** Data for review follows **

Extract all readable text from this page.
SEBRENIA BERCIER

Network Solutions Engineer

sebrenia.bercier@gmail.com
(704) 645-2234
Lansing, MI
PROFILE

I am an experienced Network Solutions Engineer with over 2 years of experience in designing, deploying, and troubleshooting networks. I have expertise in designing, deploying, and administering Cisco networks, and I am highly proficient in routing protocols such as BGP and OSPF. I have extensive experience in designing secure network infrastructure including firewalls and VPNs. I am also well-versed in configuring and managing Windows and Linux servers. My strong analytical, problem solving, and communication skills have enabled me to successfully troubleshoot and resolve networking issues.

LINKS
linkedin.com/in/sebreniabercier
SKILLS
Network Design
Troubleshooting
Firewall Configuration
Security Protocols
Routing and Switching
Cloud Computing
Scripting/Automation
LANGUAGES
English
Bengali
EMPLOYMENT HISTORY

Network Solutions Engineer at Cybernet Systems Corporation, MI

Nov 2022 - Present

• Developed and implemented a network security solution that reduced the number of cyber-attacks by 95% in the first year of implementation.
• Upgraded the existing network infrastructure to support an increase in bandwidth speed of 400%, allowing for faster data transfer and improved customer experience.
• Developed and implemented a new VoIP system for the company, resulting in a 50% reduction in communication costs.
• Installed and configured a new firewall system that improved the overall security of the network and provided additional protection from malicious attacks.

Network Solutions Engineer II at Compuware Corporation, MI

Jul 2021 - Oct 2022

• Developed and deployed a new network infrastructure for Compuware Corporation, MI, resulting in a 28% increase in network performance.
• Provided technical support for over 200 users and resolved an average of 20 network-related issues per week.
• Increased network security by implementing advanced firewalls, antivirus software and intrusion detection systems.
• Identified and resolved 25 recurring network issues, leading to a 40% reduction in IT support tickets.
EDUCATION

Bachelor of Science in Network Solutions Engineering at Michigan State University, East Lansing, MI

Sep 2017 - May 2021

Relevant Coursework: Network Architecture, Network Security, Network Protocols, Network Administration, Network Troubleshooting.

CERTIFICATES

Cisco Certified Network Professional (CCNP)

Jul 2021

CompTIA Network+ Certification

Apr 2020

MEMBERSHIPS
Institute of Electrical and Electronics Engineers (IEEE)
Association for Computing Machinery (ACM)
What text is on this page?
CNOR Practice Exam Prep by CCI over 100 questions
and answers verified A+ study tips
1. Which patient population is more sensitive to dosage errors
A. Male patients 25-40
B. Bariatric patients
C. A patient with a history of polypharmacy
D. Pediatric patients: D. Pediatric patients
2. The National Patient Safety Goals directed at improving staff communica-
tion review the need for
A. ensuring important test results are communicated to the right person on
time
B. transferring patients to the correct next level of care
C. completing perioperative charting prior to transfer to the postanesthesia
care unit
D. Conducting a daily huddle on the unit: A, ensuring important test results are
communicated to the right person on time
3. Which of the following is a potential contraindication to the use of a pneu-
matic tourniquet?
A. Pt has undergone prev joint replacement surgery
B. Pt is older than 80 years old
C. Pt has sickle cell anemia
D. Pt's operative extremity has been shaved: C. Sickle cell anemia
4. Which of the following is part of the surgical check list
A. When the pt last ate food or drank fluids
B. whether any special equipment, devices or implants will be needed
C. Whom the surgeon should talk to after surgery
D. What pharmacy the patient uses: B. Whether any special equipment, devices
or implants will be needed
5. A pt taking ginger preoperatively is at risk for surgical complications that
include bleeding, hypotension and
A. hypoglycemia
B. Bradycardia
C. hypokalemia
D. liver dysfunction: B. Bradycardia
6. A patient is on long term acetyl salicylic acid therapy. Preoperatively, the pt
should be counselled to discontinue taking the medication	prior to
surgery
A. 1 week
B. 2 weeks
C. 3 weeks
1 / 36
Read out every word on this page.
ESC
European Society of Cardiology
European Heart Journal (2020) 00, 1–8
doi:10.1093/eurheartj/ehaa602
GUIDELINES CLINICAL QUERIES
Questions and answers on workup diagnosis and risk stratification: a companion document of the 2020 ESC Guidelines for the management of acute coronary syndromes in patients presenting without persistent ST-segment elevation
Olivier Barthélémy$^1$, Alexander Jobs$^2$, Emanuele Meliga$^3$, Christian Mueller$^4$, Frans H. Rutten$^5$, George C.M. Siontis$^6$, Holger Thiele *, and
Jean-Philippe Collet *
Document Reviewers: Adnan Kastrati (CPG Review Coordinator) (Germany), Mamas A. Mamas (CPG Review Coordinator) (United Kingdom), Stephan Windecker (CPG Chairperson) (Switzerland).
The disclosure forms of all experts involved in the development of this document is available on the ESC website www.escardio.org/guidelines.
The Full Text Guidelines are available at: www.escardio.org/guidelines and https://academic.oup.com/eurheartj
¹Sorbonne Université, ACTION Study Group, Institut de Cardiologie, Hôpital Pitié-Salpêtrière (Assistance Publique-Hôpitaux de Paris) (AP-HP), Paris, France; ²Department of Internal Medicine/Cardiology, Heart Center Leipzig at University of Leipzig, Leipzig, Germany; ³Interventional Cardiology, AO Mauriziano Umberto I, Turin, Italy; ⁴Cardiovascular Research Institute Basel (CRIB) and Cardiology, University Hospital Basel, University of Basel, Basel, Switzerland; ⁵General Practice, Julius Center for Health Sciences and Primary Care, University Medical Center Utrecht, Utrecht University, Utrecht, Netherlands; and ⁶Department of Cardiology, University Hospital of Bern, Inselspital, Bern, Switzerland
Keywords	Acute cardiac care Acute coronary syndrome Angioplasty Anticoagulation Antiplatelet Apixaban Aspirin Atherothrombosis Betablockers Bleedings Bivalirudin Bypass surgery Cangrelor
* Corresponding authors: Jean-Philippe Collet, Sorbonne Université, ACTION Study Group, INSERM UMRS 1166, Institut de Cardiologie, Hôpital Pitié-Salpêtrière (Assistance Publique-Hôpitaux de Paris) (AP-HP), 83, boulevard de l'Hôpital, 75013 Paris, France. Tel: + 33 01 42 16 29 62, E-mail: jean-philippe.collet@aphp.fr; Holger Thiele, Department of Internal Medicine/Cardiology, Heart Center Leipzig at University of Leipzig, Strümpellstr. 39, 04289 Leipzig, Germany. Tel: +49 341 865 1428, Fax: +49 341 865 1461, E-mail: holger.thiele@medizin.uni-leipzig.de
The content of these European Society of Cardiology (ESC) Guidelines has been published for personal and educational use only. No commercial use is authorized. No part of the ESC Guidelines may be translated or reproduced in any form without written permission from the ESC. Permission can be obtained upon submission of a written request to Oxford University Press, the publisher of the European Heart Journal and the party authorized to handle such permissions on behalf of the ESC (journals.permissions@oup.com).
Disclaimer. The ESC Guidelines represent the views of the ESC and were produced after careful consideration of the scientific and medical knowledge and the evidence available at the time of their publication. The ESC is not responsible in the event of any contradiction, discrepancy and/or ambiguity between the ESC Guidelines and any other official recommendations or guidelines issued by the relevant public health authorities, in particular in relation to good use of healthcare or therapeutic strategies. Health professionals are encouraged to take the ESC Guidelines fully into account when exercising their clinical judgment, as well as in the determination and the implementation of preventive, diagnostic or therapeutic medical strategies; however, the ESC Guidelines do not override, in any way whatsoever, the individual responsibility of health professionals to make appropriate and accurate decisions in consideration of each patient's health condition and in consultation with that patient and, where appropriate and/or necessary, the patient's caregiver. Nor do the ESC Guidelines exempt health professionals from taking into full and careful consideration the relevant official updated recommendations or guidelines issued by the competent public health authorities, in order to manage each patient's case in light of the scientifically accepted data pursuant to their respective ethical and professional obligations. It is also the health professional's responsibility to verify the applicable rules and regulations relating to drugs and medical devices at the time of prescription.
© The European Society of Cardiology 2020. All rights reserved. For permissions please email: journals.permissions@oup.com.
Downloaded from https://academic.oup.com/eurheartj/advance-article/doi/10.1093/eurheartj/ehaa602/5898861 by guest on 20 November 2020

** End of Data for review **

All lines in the preceding records that hold the word "reduction" need to be copied.

• Developed and implemented a new VoIP system for the company, resulting in a 50% reduction in communication costs.
• Identified and resolved 25 recurring network issues, leading to a 40% reduction in IT support tickets.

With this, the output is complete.